Show every line below where "title" can be found.

[Lines of data]
+ + + +
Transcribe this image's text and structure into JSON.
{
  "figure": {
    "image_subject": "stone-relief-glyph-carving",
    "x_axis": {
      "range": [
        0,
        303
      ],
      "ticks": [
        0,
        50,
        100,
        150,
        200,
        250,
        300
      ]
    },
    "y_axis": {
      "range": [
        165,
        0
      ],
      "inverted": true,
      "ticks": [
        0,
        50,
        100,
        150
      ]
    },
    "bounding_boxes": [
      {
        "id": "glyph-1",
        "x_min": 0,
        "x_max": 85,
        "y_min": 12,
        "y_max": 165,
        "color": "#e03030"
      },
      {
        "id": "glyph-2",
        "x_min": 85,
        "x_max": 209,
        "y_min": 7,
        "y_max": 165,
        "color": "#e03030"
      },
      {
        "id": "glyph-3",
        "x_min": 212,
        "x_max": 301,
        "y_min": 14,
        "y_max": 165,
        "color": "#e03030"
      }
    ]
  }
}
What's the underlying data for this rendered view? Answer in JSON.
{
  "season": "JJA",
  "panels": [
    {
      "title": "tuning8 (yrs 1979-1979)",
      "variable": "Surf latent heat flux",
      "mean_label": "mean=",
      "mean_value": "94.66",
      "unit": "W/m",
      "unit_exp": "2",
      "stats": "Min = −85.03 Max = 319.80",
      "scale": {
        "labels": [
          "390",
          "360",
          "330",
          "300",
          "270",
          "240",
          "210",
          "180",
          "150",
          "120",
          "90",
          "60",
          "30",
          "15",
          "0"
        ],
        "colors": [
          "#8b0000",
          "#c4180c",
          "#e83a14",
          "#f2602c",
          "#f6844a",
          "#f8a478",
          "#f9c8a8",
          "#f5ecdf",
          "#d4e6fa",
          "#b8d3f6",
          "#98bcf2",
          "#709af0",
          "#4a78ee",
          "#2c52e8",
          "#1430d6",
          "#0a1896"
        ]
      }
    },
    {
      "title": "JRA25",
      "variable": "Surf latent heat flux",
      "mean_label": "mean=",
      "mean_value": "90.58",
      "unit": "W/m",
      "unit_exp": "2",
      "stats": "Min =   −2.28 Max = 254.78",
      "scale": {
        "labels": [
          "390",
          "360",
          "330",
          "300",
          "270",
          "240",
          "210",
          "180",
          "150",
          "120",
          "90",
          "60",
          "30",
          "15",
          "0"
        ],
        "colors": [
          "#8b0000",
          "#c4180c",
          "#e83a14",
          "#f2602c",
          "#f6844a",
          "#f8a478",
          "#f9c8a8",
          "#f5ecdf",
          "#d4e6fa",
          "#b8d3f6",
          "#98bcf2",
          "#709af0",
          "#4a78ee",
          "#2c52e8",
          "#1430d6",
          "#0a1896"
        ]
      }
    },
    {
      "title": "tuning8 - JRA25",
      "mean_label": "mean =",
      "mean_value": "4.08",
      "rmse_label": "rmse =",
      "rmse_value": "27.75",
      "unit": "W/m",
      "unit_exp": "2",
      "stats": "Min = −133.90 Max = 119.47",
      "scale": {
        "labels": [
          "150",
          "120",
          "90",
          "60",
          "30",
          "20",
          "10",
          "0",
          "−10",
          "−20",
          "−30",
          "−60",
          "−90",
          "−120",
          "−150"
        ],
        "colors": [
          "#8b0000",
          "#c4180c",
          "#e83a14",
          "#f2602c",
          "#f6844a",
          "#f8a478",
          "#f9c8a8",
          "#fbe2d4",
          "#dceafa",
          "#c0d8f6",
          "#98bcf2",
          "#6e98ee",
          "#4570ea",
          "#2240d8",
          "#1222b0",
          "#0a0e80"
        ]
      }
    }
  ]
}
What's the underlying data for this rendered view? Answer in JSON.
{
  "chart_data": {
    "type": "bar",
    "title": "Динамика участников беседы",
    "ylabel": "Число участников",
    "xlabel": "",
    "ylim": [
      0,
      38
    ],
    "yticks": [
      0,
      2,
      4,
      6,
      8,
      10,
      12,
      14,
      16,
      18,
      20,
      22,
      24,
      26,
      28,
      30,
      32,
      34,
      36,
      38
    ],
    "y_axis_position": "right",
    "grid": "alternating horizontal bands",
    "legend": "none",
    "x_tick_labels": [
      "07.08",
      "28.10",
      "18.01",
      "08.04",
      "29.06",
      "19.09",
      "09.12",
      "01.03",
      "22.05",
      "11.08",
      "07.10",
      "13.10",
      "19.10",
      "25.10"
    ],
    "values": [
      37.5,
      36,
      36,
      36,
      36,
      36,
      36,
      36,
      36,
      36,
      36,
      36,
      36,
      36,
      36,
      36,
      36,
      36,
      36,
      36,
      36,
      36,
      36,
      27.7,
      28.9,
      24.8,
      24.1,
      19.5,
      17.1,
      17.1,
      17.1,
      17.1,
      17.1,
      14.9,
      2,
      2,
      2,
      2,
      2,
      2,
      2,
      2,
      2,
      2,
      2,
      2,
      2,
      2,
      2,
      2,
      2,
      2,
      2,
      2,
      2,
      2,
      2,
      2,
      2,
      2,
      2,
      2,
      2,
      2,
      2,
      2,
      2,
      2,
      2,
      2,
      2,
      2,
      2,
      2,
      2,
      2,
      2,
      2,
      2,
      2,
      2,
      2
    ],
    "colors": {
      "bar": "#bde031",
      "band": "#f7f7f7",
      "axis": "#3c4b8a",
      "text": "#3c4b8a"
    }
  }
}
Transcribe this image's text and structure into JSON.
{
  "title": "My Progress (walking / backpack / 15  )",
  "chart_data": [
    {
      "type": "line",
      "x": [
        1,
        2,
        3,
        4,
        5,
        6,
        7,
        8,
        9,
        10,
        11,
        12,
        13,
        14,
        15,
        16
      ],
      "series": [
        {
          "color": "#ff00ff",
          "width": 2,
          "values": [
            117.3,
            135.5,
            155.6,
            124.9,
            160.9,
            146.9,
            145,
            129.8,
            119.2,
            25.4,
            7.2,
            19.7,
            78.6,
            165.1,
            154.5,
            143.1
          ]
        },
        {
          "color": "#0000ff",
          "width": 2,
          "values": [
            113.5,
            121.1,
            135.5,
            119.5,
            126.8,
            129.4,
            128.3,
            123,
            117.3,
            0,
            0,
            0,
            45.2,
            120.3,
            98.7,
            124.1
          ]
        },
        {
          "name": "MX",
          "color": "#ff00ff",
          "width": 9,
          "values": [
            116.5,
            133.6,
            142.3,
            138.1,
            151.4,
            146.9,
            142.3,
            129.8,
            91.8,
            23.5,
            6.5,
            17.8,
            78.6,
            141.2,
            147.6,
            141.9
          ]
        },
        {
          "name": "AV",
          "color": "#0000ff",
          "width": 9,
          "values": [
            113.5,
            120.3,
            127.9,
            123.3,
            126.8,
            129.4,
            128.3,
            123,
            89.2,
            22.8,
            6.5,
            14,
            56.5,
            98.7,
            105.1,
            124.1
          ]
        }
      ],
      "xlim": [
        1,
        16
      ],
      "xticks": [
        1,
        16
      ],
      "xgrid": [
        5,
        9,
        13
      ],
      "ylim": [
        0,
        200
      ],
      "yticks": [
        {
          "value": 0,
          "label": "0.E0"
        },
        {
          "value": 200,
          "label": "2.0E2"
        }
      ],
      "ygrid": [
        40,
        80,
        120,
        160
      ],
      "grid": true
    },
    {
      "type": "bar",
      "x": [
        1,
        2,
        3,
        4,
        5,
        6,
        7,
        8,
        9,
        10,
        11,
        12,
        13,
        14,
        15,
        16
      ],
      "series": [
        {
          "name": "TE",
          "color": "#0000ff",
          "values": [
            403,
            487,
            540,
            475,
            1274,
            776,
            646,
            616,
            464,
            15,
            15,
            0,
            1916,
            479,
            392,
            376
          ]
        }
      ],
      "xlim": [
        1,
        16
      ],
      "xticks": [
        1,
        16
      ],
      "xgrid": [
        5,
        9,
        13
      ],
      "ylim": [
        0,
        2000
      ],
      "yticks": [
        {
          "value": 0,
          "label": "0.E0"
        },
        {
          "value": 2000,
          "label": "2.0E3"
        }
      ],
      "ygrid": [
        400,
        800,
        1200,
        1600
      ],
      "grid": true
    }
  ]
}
+ + + +
▸ Exercise result
      "title": "tuning8 (yrs 1979-1979)",
      "title": "JRA25",
      "title": "tuning8 - JRA25",
    "title": "Динамика участников беседы",
  "title": "My Progress (walking / backpack / 15  )",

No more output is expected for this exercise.